### What to do
Every record here should be printed again exactly.

### Exercise material
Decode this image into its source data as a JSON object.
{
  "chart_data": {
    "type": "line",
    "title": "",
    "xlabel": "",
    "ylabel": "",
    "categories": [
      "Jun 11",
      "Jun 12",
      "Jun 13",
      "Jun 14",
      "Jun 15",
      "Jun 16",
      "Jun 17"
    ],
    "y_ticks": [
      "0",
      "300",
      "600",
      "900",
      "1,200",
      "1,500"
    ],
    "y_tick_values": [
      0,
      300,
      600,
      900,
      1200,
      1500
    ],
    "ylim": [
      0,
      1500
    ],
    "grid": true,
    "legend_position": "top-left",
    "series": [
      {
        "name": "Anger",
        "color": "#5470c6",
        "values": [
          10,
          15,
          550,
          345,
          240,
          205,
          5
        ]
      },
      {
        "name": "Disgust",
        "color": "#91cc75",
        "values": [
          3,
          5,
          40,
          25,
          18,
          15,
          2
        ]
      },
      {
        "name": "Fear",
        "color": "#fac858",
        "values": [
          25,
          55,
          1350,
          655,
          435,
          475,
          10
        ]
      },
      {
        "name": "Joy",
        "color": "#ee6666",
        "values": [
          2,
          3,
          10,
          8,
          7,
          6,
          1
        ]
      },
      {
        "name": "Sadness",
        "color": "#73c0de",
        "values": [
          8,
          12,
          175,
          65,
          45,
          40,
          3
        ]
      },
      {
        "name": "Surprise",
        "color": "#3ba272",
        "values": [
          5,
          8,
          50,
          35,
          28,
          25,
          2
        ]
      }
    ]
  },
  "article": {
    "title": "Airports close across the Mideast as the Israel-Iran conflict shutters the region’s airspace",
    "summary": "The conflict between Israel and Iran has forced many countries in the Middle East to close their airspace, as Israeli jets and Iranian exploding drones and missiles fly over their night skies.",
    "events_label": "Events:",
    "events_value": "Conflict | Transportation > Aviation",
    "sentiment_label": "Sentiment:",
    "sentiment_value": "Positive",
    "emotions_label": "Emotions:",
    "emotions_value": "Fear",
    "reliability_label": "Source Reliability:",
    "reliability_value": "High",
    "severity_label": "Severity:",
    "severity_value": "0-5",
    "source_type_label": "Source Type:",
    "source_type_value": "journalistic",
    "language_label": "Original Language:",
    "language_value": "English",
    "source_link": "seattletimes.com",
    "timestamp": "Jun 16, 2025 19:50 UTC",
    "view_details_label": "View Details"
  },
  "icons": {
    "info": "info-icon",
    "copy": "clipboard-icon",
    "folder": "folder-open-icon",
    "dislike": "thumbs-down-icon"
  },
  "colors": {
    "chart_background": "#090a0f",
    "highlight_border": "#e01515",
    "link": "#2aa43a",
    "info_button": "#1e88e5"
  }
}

### Answer to the problem
Decode this image into its source data as a JSON object.
{
  "chart_data": {
    "type": "line",
    "title": "",
    "xlabel": "",
    "ylabel": "",
    "categories": [
      "Jun 11",
      "Jun 12",
      "Jun 13",
      "Jun 14",
      "Jun 15",
      "Jun 16",
      "Jun 17"
    ],
    "y_ticks": [
      "0",
      "300",
      "600",
      "900",
      "1,200",
      "1,500"
    ],
    "y_tick_values": [
      0,
      300,
      600,
      900,
      1200,
      1500
    ],
    "ylim": [
      0,
      1500
    ],
    "grid": true,
    "legend_position": "top-left",
    "series": [
      {
        "name": "Anger",
        "color": "#5470c6",
        "values": [
          10,
          15,
          550,
          345,
          240,
          205,
          5
        ]
      },
      {
        "name": "Disgust",
        "color": "#91cc75",
        "values": [
          3,
          5,
          40,
          25,
          18,
          15,
          2
        ]
      },
      {
        "name": "Fear",
        "color": "#fac858",
        "values": [
          25,
          55,
          1350,
          655,
          435,
          475,
          10
        ]
      },
      {
        "name": "Joy",
        "color": "#ee6666",
        "values": [
          2,
          3,
          10,
          8,
          7,
          6,
          1
        ]
      },
      {
        "name": "Sadness",
        "color": "#73c0de",
        "values": [
          8,
          12,
          175,
          65,
          45,
          40,
          3
        ]
      },
      {
        "name": "Surprise",
        "color": "#3ba272",
        "values": [
          5,
          8,
          50,
          35,
          28,
          25,
          2
        ]
      }
    ]
  },
  "article": {
    "title": "Airports close across the Mideast as the Israel-Iran conflict shutters the region’s airspace",
    "summary": "The conflict between Israel and Iran has forced many countries in the Middle East to close their airspace, as Israeli jets and Iranian exploding drones and missiles fly over their night skies.",
    "events_label": "Events:",
    "events_value": "Conflict | Transportation > Aviation",
    "sentiment_label": "Sentiment:",
    "sentiment_value": "Positive",
    "emotions_label": "Emotions:",
    "emotions_value": "Fear",
    "reliability_label": "Source Reliability:",
    "reliability_value": "High",
    "severity_label": "Severity:",
    "severity_value": "0-5",
    "source_type_label": "Source Type:",
    "source_type_value": "journalistic",
    "language_label": "Original Language:",
    "language_value": "English",
    "source_link": "seattletimes.com",
    "timestamp": "Jun 16, 2025 19:50 UTC",
    "view_details_label": "View Details"
  },
  "icons": {
    "info": "info-icon",
    "copy": "clipboard-icon",
    "folder": "folder-open-icon",
    "dislike": "thumbs-down-icon"
  },
  "colors": {
    "chart_background": "#090a0f",
    "highlight_border": "#e01515",
    "link": "#2aa43a",
    "info_button": "#1e88e5"
  }
}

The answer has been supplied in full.